> [Exercise brief] Edit the records from the first line through the line with "888, 1053, 918)", putting "page-header" in place of "document-header" and leaving everything else unchanged.
** begin Rows **
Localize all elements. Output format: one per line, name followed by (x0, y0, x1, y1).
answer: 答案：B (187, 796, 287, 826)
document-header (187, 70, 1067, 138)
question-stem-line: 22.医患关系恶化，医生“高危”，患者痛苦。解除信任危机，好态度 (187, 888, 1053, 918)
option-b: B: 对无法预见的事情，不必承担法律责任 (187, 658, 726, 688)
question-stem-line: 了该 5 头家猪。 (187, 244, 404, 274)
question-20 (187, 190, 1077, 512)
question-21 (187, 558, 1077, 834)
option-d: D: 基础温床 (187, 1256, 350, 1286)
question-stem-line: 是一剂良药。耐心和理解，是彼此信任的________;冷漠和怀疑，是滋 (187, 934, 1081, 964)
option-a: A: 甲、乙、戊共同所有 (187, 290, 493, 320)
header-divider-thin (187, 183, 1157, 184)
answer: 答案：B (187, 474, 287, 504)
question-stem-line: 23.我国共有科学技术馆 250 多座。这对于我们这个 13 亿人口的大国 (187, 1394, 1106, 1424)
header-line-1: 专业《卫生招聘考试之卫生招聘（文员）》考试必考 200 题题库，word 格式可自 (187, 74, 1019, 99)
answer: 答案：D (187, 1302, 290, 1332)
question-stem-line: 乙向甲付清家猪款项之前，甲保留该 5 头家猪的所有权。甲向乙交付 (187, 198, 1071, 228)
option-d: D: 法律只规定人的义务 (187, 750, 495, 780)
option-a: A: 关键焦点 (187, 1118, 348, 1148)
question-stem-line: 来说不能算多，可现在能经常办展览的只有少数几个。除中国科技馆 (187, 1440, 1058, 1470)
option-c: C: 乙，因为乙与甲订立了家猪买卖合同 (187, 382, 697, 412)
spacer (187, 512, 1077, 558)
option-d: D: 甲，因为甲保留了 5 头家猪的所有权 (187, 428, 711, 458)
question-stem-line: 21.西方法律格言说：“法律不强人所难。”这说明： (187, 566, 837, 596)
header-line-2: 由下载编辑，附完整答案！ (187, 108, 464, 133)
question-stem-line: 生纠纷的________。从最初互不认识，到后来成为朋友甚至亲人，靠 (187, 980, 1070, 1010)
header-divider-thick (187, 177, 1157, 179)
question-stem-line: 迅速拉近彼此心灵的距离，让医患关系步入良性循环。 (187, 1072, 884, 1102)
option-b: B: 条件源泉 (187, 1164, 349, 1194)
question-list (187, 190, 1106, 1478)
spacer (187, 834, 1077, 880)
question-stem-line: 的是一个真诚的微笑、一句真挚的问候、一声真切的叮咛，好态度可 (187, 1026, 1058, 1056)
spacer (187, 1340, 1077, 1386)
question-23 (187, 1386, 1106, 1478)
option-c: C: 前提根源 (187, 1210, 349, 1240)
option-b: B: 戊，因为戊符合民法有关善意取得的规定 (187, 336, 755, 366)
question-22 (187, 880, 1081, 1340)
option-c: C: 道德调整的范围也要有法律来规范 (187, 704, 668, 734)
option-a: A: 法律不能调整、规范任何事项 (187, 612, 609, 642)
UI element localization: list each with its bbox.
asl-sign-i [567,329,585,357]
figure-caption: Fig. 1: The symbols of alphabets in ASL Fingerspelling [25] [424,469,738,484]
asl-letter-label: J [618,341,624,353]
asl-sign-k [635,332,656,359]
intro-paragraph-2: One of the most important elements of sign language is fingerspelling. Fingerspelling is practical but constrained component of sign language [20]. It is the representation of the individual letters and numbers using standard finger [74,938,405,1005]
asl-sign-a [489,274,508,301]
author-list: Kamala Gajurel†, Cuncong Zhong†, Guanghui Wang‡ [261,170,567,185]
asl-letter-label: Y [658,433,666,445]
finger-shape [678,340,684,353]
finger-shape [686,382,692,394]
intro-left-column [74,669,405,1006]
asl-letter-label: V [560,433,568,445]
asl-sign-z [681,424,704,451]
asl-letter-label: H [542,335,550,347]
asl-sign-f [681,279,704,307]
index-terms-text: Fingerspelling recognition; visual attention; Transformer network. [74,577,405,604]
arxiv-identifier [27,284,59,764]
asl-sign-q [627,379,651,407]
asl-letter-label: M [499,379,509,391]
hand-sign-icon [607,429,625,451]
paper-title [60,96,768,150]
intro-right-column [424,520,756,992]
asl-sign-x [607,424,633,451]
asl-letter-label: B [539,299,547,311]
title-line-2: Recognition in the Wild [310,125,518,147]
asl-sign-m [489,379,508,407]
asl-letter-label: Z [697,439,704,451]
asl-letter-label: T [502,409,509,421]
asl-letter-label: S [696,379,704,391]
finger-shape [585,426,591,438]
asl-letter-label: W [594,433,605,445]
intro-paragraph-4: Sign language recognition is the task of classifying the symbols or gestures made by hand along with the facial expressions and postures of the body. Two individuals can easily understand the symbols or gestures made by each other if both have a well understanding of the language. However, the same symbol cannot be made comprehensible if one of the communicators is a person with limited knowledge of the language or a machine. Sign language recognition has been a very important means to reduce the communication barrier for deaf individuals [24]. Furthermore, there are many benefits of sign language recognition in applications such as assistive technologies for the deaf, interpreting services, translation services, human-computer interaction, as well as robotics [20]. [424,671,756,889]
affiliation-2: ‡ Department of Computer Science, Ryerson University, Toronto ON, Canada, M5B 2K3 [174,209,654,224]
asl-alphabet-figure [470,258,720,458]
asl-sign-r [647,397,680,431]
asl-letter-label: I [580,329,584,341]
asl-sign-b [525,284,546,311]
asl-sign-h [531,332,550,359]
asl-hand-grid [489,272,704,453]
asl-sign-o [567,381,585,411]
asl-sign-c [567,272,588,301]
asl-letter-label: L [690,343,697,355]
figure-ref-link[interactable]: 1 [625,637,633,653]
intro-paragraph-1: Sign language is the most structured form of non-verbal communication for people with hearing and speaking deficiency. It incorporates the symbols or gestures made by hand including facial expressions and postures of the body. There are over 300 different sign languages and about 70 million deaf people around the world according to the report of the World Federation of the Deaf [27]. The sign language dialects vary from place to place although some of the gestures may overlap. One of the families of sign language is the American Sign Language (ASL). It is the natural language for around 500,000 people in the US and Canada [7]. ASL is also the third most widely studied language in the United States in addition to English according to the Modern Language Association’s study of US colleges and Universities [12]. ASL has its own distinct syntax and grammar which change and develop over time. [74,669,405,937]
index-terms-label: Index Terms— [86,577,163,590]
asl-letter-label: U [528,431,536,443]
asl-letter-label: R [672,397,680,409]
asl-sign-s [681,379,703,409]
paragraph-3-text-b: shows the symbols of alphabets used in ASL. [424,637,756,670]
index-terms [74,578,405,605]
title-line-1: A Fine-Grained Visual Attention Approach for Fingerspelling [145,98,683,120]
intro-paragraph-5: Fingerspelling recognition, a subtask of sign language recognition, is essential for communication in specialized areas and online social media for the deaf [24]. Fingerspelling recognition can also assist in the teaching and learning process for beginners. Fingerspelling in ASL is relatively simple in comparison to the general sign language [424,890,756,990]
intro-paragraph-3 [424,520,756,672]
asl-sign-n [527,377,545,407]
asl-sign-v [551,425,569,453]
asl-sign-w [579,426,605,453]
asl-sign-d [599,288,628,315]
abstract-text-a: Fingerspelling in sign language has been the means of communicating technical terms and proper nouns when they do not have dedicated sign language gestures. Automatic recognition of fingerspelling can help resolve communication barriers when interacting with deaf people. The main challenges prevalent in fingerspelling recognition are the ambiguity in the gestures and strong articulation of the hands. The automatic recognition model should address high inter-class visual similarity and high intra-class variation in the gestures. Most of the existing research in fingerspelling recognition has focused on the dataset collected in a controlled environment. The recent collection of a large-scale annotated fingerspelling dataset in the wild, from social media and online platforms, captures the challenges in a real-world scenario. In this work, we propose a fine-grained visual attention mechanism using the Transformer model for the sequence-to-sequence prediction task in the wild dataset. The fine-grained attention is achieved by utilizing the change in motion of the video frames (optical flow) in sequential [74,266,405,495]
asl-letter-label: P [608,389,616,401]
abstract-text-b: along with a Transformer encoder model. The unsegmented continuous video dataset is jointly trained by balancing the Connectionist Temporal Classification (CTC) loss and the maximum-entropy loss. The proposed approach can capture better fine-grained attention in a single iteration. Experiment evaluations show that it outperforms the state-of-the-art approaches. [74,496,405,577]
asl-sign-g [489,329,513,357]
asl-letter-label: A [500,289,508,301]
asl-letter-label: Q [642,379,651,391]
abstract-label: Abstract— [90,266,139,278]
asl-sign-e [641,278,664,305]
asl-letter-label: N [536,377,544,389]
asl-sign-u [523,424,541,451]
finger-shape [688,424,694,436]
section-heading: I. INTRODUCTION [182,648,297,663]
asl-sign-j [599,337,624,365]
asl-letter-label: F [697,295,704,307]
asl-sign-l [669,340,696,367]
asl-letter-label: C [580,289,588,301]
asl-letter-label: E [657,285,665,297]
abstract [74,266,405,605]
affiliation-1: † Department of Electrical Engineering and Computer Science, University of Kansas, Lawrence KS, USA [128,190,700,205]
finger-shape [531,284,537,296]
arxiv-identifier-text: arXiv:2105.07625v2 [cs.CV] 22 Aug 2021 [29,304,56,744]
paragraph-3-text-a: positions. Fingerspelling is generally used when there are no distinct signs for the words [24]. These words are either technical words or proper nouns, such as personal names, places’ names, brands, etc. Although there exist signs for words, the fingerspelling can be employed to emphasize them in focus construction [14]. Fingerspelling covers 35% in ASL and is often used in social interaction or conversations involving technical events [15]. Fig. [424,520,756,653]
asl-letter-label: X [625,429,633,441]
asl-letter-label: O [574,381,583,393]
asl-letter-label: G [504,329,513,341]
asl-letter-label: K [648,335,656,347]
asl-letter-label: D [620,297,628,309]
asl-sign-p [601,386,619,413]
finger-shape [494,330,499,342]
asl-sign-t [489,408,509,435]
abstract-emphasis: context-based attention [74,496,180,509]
** end Rows **
> [The reply]
Localize all elements. Output format: one per line, name followed by (x0, y0, x1, y1).
answer: 答案：B (187, 796, 287, 826)
page-header (187, 70, 1067, 138)
question-stem-line: 22.医患关系恶化，医生“高危”，患者痛苦。解除信任危机，好态度 (187, 888, 1053, 918)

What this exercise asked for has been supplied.